Repeat the entries that follow verbatim, without any of their pictures.

Structured figure records
++++++
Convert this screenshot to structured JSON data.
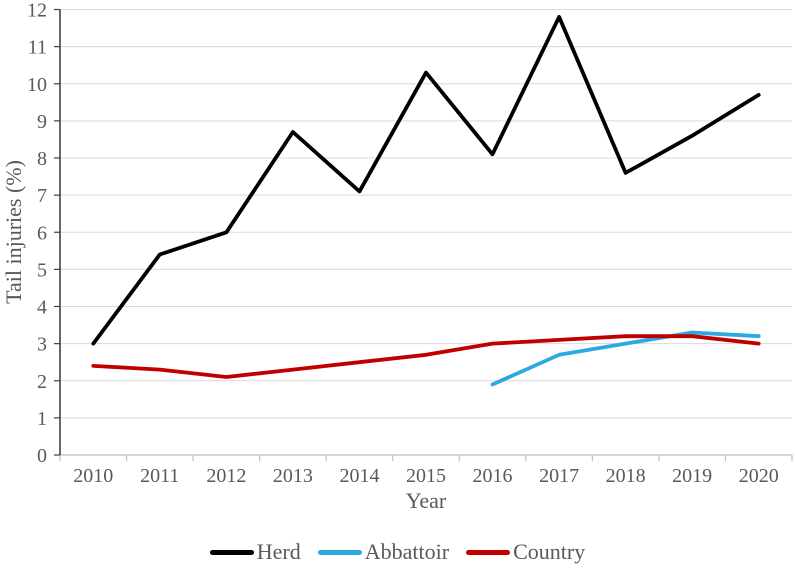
{
  "chart_data": {
    "type": "line",
    "title": "",
    "xlabel": "Year",
    "ylabel": "Tail injuries (%)",
    "categories": [
      "2010",
      "2011",
      "2012",
      "2013",
      "2014",
      "2015",
      "2016",
      "2017",
      "2018",
      "2019",
      "2020"
    ],
    "ylim": [
      0,
      12
    ],
    "ytick_step": 1,
    "grid": true,
    "legend_position": "bottom",
    "series": [
      {
        "name": "Herd",
        "color": "#000000",
        "values": [
          3.0,
          5.4,
          6.0,
          8.7,
          7.1,
          10.3,
          8.1,
          11.8,
          7.6,
          8.6,
          9.7
        ]
      },
      {
        "name": "Abbattoir",
        "color": "#2BAAE2",
        "values": [
          null,
          null,
          null,
          null,
          null,
          null,
          1.9,
          2.7,
          3.0,
          3.3,
          3.2
        ]
      },
      {
        "name": "Country",
        "color": "#C00000",
        "values": [
          2.4,
          2.3,
          2.1,
          2.3,
          2.5,
          2.7,
          3.0,
          3.1,
          3.2,
          3.2,
          3.0
        ]
      }
    ]
  },
  "style": {
    "background": "#FFFFFF",
    "gridline_color": "#D9D9D9",
    "x_axis_line_color": "#BFBFBF",
    "y_axis_line_color": "#333333",
    "y_tick_color": "#404040",
    "x_tick_color": "#BFBFBF",
    "label_color": "#595959",
    "line_width": 3.8
  }
}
++++++
RESPONSE
Convert this screenshot to structured JSON data.
{
  "chart_data": {
    "type": "line",
    "title": "",
    "xlabel": "Year",
    "ylabel": "Tail injuries (%)",
    "categories": [
      "2010",
      "2011",
      "2012",
      "2013",
      "2014",
      "2015",
      "2016",
      "2017",
      "2018",
      "2019",
      "2020"
    ],
    "ylim": [
      0,
      12
    ],
    "ytick_step": 1,
    "grid": true,
    "legend_position": "bottom",
    "series": [
      {
        "name": "Herd",
        "color": "#000000",
        "values": [
          3.0,
          5.4,
          6.0,
          8.7,
          7.1,
          10.3,
          8.1,
          11.8,
          7.6,
          8.6,
          9.7
        ]
      },
      {
        "name": "Abbattoir",
        "color": "#2BAAE2",
        "values": [
          null,
          null,
          null,
          null,
          null,
          null,
          1.9,
          2.7,
          3.0,
          3.3,
          3.2
        ]
      },
      {
        "name": "Country",
        "color": "#C00000",
        "values": [
          2.4,
          2.3,
          2.1,
          2.3,
          2.5,
          2.7,
          3.0,
          3.1,
          3.2,
          3.2,
          3.0
        ]
      }
    ]
  },
  "style": {
    "background": "#FFFFFF",
    "gridline_color": "#D9D9D9",
    "x_axis_line_color": "#BFBFBF",
    "y_axis_line_color": "#333333",
    "y_tick_color": "#404040",
    "x_tick_color": "#BFBFBF",
    "label_color": "#595959",
    "line_width": 3.8
  }
}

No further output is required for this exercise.